> **Problem description**:
Render every line of the items below as a JSON list of strings, one string per line, with blank lines skipped. Leave the pictures out of the list.

> **Material for this exercise**:
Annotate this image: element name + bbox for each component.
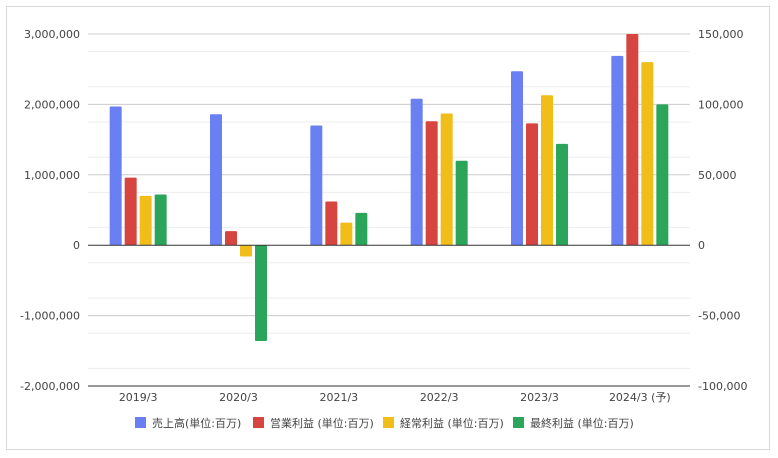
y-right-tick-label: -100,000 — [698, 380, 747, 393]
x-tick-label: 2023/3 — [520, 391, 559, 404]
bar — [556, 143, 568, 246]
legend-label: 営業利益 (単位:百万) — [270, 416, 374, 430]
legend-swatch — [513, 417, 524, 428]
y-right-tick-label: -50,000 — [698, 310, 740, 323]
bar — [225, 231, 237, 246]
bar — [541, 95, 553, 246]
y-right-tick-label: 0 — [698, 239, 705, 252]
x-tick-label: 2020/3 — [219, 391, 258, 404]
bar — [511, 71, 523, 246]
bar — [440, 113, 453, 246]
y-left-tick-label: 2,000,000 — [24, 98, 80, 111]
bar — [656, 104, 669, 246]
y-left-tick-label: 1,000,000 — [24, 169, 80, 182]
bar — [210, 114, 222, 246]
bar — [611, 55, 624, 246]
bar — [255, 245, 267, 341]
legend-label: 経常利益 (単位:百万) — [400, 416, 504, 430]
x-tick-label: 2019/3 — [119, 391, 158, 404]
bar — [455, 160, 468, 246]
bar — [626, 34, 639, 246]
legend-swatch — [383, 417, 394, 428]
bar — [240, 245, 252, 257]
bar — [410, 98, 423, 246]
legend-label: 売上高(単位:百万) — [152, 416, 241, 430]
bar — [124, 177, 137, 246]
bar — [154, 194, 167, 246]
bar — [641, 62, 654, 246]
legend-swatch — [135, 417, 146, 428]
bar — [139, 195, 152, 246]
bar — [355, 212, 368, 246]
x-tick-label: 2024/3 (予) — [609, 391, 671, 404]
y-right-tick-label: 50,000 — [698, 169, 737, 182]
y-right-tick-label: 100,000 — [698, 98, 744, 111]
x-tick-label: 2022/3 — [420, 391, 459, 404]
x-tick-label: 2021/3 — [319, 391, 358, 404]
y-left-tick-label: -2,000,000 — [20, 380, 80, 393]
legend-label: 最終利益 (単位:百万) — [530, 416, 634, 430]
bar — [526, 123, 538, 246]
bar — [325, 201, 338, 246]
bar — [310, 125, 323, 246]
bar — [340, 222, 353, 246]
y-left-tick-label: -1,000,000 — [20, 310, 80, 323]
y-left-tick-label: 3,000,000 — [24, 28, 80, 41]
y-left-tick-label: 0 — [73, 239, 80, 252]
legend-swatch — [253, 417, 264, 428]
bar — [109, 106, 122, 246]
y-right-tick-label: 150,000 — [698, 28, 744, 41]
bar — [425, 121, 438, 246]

> **Expected answer**:
[
  "Annotate this image: element name + bbox for each component.",
  "y-right-tick-label: -100,000 — [698, 380, 747, 393]",
  "x-tick-label: 2023/3 — [520, 391, 559, 404]",
  "bar — [556, 143, 568, 246]",
  "legend-label: 営業利益 (単位:百万) — [270, 416, 374, 430]",
  "legend-swatch — [513, 417, 524, 428]",
  "y-right-tick-label: -50,000 — [698, 310, 740, 323]",
  "bar — [225, 231, 237, 246]",
  "bar — [541, 95, 553, 246]",
  "y-right-tick-label: 0 — [698, 239, 705, 252]",
  "x-tick-label: 2020/3 — [219, 391, 258, 404]",
  "bar — [511, 71, 523, 246]",
  "bar — [440, 113, 453, 246]",
  "y-left-tick-label: 2,000,000 — [24, 98, 80, 111]",
  "bar — [656, 104, 669, 246]",
  "y-left-tick-label: 1,000,000 — [24, 169, 80, 182]",
  "bar — [210, 114, 222, 246]",
  "bar — [611, 55, 624, 246]",
  "bar — [255, 245, 267, 341]",
  "legend-label: 経常利益 (単位:百万) — [400, 416, 504, 430]",
  "x-tick-label: 2019/3 — [119, 391, 158, 404]",
  "bar — [455, 160, 468, 246]",
  "bar — [626, 34, 639, 246]",
  "legend-swatch — [383, 417, 394, 428]",
  "bar — [240, 245, 252, 257]",
  "bar — [410, 98, 423, 246]",
  "legend-label: 売上高(単位:百万) — [152, 416, 241, 430]",
  "bar — [124, 177, 137, 246]",
  "bar — [154, 194, 167, 246]",
  "bar — [641, 62, 654, 246]",
  "legend-swatch — [135, 417, 146, 428]",
  "bar — [139, 195, 152, 246]",
  "bar — [355, 212, 368, 246]",
  "x-tick-label: 2024/3 (予) — [609, 391, 671, 404]",
  "y-right-tick-label: 50,000 — [698, 169, 737, 182]",
  "y-right-tick-label: 100,000 — [698, 98, 744, 111]",
  "x-tick-label: 2022/3 — [420, 391, 459, 404]",
  "x-tick-label: 2021/3 — [319, 391, 358, 404]",
  "y-left-tick-label: -2,000,000 — [20, 380, 80, 393]",
  "legend-label: 最終利益 (単位:百万) — [530, 416, 634, 430]",
  "bar — [526, 123, 538, 246]",
  "bar — [325, 201, 338, 246]",
  "bar — [310, 125, 323, 246]",
  "bar — [340, 222, 353, 246]",
  "y-left-tick-label: -1,000,000 — [20, 310, 80, 323]",
  "y-left-tick-label: 3,000,000 — [24, 28, 80, 41]",
  "y-left-tick-label: 0 — [73, 239, 80, 252]",
  "legend-swatch — [253, 417, 264, 428]",
  "bar — [109, 106, 122, 246]",
  "y-right-tick-label: 150,000 — [698, 28, 744, 41]",
  "bar — [425, 121, 438, 246]"
]